◆ **WORK TO BE COMPLETED**
Say how many lines contain the string "сельскохозяйственной". Give no other output.

[Data extracted from a collection]

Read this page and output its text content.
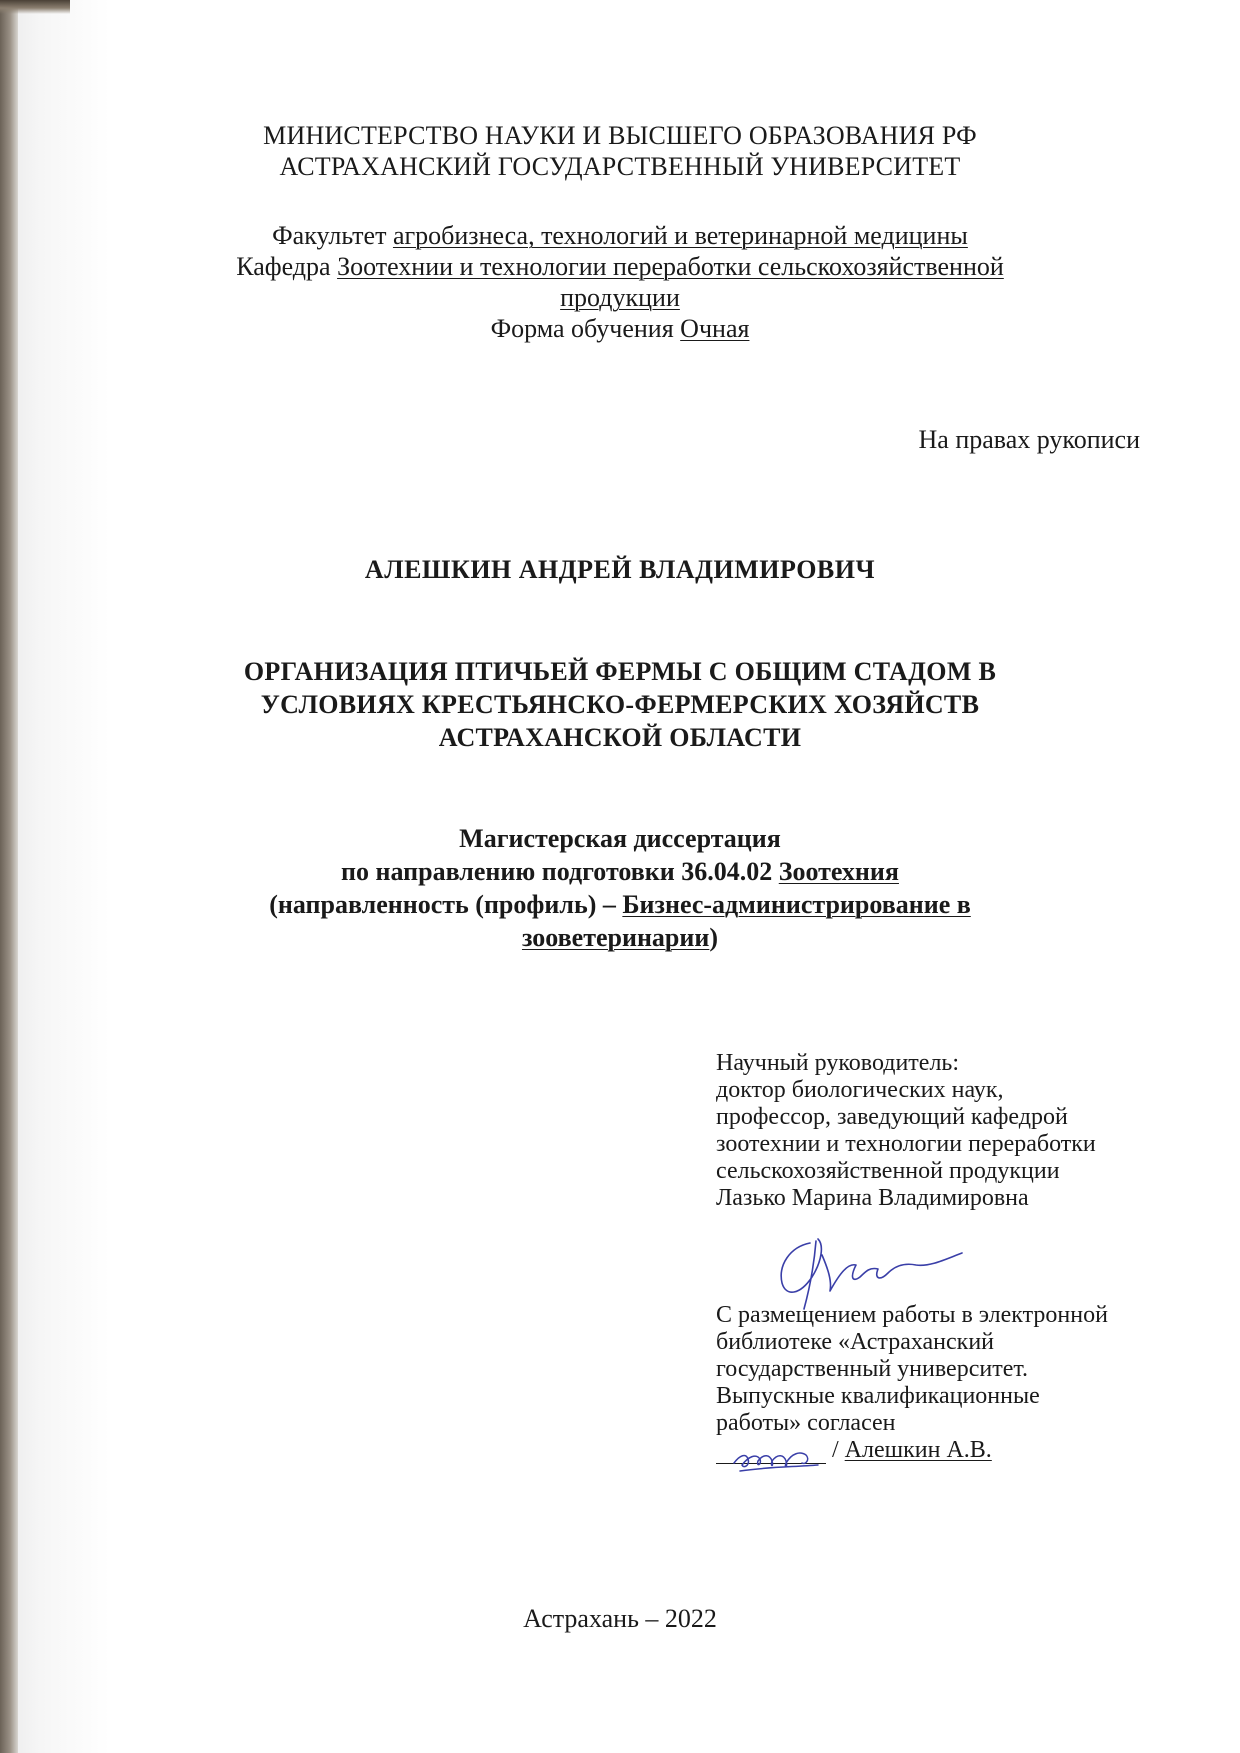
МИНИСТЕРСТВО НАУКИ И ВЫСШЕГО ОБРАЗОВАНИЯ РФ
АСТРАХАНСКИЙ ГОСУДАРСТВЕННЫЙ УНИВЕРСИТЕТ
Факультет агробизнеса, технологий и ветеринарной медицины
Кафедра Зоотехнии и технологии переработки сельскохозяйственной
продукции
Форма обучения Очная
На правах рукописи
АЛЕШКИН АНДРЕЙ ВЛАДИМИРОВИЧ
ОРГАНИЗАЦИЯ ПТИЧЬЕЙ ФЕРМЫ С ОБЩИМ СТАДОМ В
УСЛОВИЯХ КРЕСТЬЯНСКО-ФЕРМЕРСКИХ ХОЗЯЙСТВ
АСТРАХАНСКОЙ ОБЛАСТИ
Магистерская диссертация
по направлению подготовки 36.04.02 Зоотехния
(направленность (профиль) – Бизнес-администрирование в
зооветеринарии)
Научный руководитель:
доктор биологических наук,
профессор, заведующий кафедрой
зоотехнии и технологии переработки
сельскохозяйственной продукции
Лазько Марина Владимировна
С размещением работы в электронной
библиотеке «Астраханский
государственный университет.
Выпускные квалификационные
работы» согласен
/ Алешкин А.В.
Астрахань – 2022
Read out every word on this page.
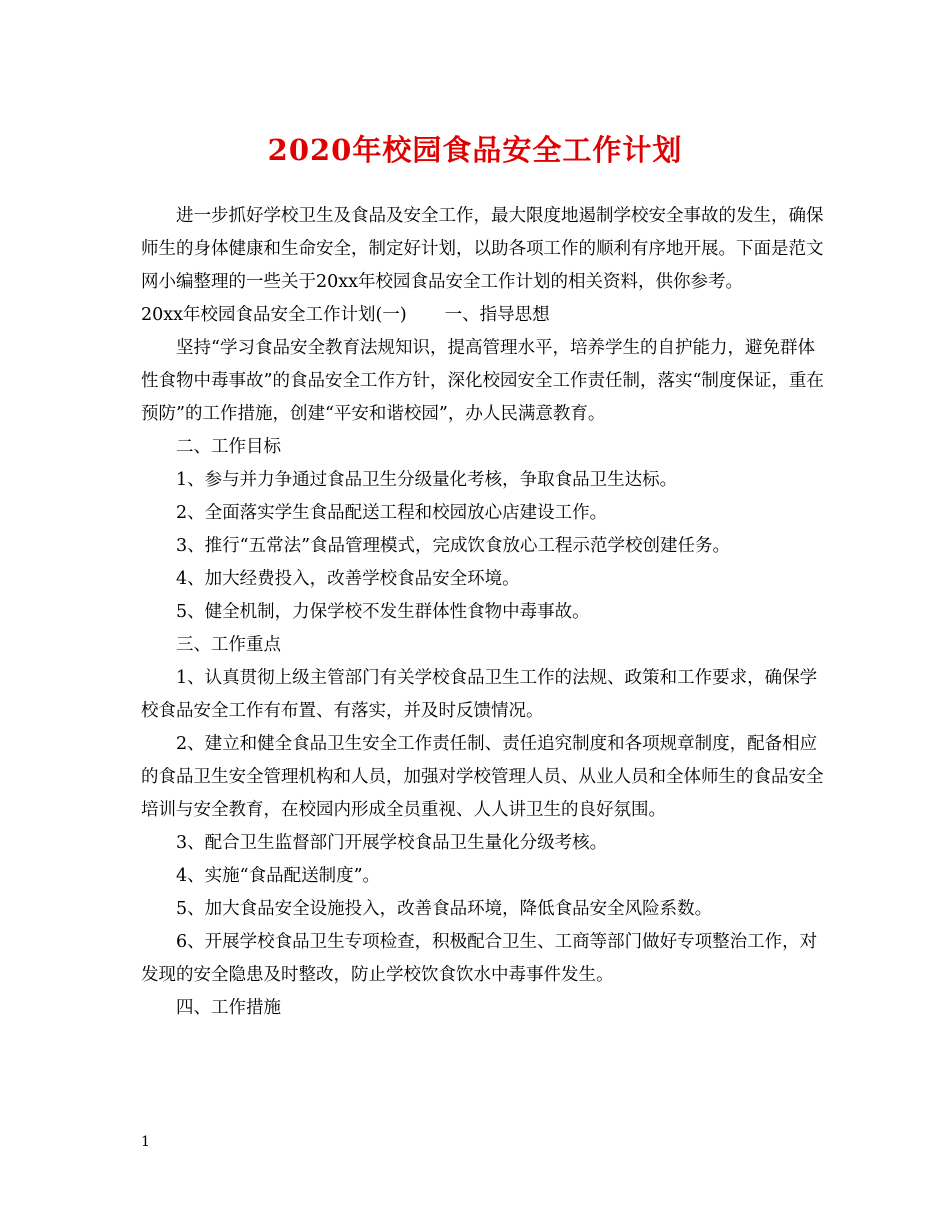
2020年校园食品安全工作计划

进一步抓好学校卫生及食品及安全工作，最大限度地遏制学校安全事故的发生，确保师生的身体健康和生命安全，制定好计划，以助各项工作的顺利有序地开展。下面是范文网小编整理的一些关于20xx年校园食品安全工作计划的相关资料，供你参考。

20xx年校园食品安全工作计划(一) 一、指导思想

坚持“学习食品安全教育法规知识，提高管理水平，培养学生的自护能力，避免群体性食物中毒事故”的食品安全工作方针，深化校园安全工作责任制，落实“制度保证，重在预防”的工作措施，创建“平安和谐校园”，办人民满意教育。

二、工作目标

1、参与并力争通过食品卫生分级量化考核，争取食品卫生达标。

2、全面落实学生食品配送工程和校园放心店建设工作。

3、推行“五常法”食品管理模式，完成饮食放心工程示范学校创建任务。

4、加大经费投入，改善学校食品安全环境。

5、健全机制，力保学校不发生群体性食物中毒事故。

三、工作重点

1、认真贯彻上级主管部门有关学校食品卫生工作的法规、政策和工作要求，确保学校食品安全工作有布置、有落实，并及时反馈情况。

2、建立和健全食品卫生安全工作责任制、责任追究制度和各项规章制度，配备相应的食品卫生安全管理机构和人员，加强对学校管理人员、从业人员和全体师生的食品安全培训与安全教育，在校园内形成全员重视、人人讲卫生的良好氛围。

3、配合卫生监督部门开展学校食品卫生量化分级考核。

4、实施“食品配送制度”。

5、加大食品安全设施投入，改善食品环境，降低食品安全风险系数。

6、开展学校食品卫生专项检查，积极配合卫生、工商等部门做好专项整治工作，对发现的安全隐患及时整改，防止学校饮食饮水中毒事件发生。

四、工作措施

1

◆ **PROBLEM SOLUTION**
2